- TASK DETAILS
Gather every line of the entries that includes the word "Deepak".

- DATASET CONTENT
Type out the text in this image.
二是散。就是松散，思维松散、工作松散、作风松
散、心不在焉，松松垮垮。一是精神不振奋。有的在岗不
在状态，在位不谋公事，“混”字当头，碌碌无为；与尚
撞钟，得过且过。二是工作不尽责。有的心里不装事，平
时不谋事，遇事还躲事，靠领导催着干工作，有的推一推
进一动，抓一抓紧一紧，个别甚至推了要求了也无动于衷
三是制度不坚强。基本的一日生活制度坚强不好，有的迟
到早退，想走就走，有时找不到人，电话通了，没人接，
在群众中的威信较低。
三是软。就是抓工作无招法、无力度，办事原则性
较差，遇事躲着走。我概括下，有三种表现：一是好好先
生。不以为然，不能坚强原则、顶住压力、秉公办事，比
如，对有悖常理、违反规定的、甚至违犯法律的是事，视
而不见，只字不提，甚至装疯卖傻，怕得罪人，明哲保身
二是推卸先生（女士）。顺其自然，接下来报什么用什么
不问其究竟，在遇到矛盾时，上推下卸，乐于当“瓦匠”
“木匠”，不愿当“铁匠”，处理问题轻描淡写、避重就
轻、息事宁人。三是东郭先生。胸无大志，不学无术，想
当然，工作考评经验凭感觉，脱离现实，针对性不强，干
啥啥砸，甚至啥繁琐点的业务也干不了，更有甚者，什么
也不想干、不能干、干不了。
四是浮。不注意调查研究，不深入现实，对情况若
---
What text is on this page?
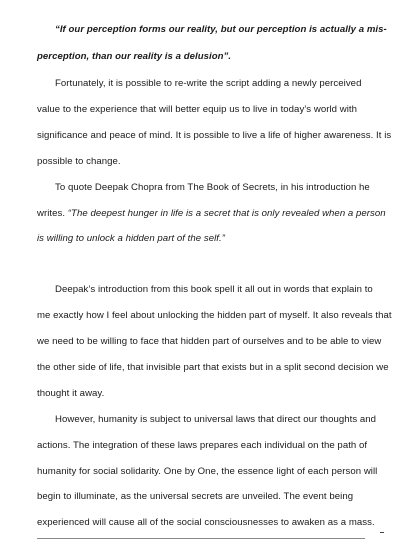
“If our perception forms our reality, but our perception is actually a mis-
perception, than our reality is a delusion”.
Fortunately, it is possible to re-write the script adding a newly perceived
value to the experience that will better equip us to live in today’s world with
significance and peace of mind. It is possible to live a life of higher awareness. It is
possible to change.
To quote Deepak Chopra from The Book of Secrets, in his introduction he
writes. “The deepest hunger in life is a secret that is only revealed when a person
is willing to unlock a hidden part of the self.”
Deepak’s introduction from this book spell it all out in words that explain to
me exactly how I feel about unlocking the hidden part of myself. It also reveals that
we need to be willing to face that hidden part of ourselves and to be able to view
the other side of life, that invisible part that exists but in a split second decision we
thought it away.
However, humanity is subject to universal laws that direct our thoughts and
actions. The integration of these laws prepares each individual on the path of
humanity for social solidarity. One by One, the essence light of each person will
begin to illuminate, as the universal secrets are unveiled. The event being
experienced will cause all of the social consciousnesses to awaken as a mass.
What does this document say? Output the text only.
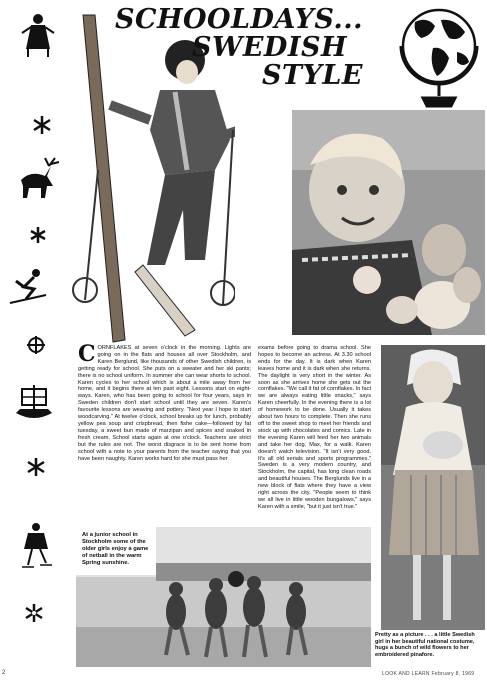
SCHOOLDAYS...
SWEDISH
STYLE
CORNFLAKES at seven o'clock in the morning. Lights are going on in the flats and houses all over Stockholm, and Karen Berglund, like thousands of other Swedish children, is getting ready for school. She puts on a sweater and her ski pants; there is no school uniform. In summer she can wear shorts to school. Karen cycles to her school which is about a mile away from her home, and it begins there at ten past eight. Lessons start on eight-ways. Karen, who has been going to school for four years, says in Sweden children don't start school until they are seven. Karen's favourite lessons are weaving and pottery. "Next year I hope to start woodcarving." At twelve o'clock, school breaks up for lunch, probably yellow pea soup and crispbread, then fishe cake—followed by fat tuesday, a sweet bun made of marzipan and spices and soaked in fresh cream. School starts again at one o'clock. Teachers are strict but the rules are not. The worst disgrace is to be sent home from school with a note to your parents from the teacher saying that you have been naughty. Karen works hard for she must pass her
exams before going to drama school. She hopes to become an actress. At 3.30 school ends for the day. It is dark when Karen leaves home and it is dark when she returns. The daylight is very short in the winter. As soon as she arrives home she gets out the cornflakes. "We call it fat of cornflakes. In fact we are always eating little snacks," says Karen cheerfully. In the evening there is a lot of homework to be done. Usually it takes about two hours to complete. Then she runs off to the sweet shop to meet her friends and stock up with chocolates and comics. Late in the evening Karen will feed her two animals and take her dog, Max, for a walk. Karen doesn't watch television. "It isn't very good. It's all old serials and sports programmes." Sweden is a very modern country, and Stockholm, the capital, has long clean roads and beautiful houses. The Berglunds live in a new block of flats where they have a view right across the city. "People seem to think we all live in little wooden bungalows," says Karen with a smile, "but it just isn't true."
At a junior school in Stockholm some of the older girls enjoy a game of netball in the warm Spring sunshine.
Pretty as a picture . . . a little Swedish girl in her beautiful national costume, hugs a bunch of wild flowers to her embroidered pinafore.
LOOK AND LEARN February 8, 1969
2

- SOLUTION FOR THIS EXERCISE
To quote Deepak Chopra from The Book of Secrets, in his introduction he
Deepak’s introduction from this book spell it all out in words that explain to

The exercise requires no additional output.